DIRECTIONS:
List all the lines in these records that hold "close".

# Start of EXTRACTED ENTRIES

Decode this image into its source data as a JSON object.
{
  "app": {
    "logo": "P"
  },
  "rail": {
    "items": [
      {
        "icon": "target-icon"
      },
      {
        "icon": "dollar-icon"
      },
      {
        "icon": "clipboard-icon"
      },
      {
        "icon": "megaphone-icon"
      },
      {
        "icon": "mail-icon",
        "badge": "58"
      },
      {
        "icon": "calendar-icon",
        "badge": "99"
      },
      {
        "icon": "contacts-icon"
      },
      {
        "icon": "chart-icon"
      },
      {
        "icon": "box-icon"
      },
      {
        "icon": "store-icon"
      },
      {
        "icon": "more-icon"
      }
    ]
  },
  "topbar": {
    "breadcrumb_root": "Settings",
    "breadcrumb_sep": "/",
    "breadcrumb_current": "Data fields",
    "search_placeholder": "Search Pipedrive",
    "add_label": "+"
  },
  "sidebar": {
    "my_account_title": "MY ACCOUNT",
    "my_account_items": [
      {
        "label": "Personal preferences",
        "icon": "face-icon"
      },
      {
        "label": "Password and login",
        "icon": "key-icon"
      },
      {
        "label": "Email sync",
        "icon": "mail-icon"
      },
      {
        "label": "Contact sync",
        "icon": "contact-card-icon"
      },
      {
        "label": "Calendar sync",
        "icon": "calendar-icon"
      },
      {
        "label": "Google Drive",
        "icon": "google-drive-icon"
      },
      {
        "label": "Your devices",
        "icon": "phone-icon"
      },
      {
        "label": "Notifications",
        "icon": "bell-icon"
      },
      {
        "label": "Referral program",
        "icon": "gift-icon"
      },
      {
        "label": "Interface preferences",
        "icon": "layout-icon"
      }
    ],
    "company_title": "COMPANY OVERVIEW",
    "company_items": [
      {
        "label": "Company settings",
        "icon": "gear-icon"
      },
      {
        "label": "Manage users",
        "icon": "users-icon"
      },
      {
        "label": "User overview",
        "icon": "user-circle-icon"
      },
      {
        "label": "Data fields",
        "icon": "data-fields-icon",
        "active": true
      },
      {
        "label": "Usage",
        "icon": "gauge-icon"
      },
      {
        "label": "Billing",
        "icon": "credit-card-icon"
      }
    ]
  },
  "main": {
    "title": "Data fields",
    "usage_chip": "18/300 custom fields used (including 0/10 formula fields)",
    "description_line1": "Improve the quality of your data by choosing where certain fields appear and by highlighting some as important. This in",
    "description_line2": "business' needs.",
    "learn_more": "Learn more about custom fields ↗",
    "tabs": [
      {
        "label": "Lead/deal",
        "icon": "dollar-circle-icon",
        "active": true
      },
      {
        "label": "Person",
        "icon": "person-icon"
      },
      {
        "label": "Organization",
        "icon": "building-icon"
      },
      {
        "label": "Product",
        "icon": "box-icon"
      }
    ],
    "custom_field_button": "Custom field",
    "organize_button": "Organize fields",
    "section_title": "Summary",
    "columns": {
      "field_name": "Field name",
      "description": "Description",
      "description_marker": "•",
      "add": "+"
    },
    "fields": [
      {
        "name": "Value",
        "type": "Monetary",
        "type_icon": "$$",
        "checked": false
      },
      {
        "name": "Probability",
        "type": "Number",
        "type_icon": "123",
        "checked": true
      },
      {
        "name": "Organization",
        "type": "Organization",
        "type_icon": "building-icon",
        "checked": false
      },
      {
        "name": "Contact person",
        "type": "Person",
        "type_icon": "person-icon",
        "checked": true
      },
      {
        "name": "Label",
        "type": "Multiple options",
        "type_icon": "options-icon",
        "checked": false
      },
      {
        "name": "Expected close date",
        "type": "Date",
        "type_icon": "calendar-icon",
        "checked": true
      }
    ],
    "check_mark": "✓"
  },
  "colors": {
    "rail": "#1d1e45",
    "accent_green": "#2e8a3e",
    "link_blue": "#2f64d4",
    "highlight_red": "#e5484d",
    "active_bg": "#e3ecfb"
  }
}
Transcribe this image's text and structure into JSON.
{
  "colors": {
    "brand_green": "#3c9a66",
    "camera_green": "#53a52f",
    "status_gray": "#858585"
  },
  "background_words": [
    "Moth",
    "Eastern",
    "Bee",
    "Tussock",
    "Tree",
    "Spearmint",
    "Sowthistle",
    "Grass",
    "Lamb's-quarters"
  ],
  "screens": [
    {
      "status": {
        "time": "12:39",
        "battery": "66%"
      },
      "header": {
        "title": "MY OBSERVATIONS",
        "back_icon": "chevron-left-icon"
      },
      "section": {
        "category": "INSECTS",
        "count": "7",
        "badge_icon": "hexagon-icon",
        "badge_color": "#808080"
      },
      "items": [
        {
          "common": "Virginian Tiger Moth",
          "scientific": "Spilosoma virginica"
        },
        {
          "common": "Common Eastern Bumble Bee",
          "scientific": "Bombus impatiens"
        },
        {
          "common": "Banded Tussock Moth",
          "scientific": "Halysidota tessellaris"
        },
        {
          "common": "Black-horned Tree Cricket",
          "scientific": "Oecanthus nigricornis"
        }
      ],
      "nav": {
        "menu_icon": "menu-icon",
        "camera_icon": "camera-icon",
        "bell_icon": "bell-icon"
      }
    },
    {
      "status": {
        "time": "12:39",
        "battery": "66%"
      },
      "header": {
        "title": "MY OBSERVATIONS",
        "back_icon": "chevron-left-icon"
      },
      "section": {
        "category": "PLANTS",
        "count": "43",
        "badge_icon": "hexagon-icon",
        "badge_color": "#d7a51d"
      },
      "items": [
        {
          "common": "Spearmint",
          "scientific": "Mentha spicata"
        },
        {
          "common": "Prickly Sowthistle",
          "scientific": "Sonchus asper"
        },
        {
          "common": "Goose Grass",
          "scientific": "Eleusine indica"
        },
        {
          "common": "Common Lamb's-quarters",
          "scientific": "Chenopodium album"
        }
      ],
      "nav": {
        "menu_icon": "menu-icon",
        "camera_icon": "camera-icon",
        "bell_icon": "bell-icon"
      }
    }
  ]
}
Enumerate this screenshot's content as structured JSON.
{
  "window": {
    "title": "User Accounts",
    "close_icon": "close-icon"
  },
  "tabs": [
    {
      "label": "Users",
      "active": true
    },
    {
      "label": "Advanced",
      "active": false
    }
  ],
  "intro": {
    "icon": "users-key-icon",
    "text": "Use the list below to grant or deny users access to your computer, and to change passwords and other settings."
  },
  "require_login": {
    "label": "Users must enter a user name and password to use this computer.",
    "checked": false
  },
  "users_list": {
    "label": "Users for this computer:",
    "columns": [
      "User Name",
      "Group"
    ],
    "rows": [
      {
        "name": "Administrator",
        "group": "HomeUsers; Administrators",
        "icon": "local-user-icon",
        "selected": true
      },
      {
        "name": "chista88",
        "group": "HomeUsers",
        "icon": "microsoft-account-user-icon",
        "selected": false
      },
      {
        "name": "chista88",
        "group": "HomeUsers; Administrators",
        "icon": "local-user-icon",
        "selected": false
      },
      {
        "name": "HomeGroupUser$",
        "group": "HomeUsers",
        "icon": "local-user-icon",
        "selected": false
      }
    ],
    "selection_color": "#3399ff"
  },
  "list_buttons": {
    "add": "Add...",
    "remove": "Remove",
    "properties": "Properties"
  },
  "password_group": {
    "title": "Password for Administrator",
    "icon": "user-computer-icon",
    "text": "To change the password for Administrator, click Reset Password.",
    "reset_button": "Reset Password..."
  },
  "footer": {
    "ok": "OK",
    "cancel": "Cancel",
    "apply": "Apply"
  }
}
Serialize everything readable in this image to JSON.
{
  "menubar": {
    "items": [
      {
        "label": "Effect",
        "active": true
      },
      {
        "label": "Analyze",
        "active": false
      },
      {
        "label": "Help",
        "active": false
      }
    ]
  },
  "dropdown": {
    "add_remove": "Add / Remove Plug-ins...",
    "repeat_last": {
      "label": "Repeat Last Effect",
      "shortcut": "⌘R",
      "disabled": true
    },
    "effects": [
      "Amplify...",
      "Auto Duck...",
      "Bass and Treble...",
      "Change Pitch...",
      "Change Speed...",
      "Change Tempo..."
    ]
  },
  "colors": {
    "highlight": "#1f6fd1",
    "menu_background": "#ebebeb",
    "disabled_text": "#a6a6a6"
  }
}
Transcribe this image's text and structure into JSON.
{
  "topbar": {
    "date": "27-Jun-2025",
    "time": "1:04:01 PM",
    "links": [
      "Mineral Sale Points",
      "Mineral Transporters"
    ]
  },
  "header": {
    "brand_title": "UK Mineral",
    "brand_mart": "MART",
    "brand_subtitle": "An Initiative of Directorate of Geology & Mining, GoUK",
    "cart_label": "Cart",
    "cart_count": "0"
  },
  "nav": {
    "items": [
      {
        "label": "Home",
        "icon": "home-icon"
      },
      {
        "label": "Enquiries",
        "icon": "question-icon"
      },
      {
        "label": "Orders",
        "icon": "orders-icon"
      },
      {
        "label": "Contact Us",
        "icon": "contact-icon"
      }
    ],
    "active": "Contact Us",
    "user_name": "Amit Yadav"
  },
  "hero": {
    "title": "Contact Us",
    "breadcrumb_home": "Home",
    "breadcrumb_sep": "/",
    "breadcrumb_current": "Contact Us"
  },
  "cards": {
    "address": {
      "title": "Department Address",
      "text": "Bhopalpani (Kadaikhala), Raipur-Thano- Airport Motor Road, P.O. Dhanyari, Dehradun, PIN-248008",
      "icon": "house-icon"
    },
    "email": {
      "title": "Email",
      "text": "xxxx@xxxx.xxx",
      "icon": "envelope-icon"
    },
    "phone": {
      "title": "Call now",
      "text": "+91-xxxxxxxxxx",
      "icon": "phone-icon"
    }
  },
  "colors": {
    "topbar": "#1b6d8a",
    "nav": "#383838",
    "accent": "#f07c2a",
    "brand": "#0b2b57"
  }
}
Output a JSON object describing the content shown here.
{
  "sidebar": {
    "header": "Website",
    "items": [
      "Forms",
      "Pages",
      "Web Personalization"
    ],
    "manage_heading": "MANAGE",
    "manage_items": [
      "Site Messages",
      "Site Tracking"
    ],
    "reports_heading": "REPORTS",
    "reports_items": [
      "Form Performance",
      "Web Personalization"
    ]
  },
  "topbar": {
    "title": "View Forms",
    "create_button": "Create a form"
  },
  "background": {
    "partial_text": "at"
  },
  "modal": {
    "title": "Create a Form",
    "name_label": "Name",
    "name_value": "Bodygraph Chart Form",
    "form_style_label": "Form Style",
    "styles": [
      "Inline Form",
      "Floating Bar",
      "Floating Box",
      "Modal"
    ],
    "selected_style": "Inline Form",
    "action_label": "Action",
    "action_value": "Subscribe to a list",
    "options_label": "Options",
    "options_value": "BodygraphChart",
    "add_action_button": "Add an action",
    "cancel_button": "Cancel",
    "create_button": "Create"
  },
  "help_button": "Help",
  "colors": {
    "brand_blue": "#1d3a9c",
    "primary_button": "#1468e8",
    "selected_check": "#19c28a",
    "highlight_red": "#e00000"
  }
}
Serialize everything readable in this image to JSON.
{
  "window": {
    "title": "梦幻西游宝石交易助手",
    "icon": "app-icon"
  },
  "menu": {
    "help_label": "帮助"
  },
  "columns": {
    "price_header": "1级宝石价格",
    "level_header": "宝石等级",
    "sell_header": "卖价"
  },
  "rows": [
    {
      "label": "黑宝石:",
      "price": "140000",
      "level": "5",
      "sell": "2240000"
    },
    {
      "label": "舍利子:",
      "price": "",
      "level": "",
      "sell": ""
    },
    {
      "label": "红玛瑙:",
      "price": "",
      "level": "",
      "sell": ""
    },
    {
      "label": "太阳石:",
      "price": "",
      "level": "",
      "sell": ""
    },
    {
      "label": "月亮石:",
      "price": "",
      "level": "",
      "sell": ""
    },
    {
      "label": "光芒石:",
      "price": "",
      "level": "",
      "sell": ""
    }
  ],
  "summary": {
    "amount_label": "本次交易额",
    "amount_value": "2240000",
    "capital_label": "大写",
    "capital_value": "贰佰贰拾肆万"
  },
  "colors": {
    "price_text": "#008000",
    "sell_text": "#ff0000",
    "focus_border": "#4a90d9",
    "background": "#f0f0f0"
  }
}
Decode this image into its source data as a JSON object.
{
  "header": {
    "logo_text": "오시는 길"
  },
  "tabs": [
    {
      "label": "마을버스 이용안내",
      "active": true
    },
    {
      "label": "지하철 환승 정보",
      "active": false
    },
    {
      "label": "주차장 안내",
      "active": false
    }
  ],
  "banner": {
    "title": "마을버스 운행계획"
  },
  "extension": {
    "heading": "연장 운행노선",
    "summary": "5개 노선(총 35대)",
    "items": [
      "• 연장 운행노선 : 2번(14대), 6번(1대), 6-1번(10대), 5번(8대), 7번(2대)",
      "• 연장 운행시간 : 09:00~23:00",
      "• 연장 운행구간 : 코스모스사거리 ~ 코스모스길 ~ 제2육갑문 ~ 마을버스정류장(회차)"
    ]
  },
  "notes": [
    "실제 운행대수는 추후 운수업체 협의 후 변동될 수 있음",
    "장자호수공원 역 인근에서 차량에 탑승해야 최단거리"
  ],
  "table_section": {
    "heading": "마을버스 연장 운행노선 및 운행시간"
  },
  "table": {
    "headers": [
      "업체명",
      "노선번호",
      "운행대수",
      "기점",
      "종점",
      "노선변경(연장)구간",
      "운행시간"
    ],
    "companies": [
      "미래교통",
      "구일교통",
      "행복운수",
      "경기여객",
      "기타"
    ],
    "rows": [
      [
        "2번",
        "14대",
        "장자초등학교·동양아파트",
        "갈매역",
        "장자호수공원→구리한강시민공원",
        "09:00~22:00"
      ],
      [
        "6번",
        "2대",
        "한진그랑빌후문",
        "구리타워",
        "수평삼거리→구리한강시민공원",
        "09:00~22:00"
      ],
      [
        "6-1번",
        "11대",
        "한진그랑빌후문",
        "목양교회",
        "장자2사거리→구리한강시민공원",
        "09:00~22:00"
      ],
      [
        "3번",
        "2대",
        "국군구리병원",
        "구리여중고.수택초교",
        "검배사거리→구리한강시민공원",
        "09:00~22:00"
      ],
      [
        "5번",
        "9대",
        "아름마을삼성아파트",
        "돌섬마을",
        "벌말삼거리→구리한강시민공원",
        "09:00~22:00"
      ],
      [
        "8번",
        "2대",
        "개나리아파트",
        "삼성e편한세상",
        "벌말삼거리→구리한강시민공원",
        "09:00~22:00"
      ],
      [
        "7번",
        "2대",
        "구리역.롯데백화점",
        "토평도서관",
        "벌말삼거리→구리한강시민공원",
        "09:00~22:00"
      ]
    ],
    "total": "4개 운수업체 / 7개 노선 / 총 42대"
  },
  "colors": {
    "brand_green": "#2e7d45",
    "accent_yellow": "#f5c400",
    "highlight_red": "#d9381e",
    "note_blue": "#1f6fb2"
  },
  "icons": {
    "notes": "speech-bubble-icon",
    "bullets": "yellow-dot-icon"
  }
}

# End of EXTRACTED ENTRIES

ANSWER TO THIS PROBLEM:
        "name": "Expected close date",
    "close_icon": "close-icon"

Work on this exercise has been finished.